Your task: Lines that hold the string "JSON" are to be counted; give only their number.

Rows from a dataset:
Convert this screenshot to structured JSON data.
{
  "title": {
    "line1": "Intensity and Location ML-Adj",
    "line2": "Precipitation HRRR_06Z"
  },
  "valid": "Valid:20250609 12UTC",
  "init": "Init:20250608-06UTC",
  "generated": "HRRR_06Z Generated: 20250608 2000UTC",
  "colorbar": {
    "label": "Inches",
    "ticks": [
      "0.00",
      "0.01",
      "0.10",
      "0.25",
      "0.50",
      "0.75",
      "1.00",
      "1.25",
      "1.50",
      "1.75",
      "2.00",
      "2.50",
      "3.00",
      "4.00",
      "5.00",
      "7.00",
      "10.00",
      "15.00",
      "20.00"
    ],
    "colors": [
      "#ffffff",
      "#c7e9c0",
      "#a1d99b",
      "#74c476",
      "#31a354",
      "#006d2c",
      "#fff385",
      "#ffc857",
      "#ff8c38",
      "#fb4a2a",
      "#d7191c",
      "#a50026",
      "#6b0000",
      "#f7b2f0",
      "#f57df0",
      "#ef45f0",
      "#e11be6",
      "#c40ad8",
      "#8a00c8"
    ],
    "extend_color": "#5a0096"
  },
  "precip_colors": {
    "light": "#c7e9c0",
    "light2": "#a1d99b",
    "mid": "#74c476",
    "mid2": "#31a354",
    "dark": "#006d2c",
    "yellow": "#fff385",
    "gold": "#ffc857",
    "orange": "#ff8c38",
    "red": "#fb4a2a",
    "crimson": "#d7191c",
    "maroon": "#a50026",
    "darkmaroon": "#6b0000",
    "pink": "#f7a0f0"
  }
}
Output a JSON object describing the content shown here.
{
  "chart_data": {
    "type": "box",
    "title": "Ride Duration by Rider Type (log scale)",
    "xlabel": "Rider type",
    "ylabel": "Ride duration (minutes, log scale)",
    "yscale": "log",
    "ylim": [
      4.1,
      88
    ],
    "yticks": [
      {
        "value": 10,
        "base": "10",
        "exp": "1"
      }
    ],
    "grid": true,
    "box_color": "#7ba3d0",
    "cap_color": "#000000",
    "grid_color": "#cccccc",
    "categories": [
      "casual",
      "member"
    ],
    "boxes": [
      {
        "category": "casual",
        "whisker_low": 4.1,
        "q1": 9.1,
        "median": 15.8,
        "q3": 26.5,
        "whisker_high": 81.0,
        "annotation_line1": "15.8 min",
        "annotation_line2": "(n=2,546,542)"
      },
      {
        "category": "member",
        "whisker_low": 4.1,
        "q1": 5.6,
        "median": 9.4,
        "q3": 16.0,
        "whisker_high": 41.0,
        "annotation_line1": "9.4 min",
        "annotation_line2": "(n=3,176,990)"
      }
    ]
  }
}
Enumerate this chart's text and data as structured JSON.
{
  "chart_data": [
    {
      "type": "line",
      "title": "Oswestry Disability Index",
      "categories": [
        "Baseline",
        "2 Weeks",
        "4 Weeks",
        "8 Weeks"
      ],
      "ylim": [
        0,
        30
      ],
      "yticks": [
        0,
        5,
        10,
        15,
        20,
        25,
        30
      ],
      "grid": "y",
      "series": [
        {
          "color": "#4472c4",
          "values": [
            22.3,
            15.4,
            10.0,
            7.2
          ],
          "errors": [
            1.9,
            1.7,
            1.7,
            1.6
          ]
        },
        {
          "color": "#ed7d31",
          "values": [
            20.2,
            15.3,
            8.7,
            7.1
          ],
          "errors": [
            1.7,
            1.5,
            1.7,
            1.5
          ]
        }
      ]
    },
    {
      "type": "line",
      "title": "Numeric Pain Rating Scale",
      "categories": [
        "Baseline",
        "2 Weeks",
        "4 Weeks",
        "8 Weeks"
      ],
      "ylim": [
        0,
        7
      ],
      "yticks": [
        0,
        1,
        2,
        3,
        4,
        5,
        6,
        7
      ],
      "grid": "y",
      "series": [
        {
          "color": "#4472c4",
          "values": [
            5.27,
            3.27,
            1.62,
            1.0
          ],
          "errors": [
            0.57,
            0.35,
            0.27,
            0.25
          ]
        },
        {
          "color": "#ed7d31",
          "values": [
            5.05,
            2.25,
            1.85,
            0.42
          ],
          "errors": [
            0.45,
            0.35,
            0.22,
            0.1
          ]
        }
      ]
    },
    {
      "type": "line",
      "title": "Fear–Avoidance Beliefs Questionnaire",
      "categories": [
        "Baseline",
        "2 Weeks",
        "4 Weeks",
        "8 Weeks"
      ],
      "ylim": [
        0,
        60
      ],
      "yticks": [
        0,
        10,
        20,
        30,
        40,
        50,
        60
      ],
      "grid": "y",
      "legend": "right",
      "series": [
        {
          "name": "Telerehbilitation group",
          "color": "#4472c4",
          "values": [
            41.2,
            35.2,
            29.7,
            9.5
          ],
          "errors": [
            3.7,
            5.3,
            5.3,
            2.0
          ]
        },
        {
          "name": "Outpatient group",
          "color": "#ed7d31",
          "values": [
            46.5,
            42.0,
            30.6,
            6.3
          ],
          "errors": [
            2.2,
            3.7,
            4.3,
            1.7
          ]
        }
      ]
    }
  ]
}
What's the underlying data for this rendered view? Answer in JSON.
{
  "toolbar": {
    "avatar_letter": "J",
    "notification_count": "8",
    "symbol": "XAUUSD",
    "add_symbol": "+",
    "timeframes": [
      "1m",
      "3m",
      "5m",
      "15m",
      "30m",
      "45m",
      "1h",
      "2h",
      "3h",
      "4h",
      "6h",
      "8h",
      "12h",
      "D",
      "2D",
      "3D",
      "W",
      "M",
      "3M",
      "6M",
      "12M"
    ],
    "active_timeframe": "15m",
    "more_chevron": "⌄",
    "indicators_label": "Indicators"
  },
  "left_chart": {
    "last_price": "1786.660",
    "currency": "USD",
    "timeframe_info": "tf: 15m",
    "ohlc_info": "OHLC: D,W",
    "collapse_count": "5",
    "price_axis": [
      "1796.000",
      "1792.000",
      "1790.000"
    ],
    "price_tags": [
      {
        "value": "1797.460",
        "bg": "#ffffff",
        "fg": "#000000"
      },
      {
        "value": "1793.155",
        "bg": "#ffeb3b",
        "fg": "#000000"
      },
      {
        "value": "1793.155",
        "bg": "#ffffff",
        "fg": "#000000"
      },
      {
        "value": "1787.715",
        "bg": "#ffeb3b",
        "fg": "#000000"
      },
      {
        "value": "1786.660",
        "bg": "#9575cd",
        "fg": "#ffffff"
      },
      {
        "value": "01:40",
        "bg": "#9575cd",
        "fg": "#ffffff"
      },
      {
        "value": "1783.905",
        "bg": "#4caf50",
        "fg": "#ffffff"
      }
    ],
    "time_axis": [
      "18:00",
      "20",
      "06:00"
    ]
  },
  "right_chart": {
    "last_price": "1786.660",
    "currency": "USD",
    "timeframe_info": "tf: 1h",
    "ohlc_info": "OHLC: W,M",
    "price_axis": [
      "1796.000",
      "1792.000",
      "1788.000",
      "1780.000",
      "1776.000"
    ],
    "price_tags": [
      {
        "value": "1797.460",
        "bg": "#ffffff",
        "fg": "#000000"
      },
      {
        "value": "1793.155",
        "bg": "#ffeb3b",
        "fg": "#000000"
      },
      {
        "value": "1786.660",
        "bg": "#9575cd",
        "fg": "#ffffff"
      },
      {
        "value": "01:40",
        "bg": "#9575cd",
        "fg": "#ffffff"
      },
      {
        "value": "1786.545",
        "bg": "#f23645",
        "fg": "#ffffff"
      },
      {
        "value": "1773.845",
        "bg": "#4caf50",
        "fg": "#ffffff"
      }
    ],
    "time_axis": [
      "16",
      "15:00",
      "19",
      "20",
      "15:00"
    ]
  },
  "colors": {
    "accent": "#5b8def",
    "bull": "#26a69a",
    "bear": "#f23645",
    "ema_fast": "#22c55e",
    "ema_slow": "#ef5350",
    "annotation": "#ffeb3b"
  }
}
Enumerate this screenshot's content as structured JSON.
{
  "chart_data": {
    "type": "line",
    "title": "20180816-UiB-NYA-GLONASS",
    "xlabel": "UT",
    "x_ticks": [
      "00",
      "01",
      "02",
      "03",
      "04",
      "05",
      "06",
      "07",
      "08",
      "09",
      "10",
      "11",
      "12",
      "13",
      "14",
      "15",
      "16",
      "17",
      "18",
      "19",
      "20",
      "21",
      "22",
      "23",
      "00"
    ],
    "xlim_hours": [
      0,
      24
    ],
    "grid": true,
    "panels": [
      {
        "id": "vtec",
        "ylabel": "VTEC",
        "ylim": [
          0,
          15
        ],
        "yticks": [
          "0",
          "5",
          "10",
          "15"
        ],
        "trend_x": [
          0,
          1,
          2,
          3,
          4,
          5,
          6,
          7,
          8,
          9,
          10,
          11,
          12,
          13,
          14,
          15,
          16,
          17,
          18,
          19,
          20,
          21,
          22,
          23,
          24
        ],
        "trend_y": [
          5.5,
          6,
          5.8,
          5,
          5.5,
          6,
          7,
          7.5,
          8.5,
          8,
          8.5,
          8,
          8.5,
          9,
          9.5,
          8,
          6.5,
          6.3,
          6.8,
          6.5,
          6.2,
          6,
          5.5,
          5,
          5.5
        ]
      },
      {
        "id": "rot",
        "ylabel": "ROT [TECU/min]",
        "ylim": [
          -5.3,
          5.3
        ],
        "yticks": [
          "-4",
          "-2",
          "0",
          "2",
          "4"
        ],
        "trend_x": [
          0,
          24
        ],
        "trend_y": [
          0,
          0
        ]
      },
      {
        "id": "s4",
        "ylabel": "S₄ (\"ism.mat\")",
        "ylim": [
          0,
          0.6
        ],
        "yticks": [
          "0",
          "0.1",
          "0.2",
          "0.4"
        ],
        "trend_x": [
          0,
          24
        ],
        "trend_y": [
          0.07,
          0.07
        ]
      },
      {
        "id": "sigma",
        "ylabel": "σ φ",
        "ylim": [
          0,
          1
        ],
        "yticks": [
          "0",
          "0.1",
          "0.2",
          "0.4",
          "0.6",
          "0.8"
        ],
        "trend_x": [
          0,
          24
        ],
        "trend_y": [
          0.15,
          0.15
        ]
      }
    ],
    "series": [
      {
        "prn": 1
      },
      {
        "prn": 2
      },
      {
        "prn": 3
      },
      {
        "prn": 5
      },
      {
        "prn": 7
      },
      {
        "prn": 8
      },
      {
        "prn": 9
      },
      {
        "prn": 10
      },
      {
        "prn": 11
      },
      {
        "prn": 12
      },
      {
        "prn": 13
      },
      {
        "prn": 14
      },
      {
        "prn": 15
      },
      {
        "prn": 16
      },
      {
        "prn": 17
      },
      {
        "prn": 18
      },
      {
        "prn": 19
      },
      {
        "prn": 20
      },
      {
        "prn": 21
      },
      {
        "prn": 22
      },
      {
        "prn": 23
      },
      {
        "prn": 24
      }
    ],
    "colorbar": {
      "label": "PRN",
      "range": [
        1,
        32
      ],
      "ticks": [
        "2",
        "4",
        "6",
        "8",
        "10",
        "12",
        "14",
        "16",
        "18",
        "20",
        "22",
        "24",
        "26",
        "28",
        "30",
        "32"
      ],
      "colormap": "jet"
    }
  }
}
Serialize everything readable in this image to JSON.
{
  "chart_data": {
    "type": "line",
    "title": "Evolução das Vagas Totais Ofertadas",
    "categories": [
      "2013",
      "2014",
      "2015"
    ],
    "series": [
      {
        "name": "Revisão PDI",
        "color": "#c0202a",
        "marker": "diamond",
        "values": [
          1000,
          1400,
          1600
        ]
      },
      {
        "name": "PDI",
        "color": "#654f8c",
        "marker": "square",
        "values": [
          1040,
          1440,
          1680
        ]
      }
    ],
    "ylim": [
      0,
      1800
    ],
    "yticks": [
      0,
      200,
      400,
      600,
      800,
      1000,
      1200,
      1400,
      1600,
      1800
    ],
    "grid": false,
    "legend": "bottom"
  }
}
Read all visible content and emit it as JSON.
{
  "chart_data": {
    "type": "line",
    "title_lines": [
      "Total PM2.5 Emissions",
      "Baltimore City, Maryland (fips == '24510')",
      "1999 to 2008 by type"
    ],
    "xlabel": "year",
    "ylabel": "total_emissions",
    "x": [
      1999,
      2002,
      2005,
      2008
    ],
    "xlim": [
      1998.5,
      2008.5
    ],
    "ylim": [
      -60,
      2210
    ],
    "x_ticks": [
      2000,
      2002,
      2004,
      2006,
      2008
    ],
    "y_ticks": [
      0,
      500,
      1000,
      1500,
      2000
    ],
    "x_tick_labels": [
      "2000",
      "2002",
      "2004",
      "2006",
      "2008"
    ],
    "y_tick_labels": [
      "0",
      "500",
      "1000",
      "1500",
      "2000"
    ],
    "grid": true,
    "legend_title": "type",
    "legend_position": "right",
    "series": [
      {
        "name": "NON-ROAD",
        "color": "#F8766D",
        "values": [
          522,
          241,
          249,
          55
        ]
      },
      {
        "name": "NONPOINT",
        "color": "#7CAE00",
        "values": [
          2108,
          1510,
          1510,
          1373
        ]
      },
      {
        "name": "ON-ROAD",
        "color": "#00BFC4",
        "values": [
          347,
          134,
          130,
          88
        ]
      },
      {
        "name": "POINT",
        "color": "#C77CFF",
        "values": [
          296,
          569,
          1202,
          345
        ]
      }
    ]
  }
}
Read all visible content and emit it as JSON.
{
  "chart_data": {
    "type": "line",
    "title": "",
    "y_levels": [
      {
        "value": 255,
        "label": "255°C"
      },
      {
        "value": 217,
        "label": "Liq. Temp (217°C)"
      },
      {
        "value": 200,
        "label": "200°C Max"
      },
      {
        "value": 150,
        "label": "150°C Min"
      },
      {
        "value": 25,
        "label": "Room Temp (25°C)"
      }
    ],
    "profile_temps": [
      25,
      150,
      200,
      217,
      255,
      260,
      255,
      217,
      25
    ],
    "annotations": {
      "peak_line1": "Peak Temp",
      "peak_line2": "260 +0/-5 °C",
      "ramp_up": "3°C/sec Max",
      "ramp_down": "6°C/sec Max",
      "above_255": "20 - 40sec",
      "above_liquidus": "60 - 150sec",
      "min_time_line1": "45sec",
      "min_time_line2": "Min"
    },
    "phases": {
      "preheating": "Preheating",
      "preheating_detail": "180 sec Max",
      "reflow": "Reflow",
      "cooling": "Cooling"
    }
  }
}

Complete response: 8